Retoma el relato sobre el aplauso por aprender a leer con la cartilla y continúalo a partir de su última frase.

§ **Extracto de la fuente**:
-=-=-=-=-
En mi clase aprendimos a leer con la cartilla “¡Hala vamos!”. Recuerdo que cada vez que una niña
llegaba a la Z, la Madre Piedad nos hacía ponernos a todas en pie para darle un
aplauso. Todas recibieron su ovación a finales de mayo o primeros de junio. Todas,
salvo una; Mónica Francisca la recibió el mismo día en que nos daban las
vacaciones de verano… pero no había pasado de la G.
Eso sí, llegué a mi casa rebosante de orgullo y gritando por
el pasillo “¡Que me han dado el aplauso! ¡Que me han dado el aplauso! ¡Que me
han dado el aplauso!”
La cara de mi madre y de mis hermanos era todo un poema...
Me valgo de esta anécdota absolutamente verídica para señalar
que, el no haber sido lo que se dice una esponja a la hora de asimilar
conocimientos (a día de hoy sigo sin saber dividir con decimales), no me ha
impedido disfrutar de una autoestima más que aceptable.
-=-=-=-=-
§ **Información registrada**:
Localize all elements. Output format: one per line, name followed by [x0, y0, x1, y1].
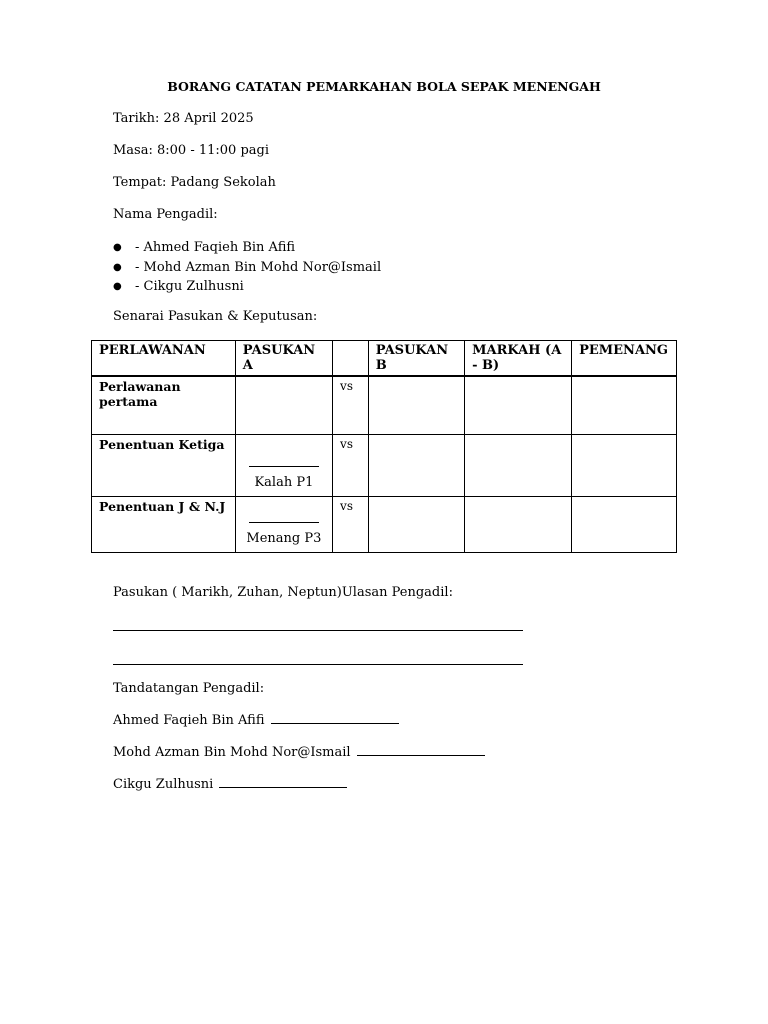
-=-=-=-=-
§ **Resultado del ejercicio**:
Y eso, a pesar de que si me comporto con naturalidad, carezco
de misterio. Si opto por la discreción, soy anodina. Si discuto, soy de natural
histérica. Si rehúyo cualquier confrontación, soy tonta. Si voy a mi bola,
soy una estirada. Si manifiesto la más mínima muestra de afecto, me quiero
casar. Si voy por las claras, impongo. Si intento tirar de mano izquierda, soy un
ser incomprensible. Si me pongo tacones, soy demasiado alta. Si voy plana, los
pantalones no me hacen justicia. Si me tomo dos copas, soy excesiva. Si voy de
coca cola, soy un coñazo. Si me pinto, me echo años encima. Si voy con la cara lavada,
soy cero femenina…
Mira, ¡dejadme ya el alma en paz! O sea,
vosotros no. Hablo así, en general.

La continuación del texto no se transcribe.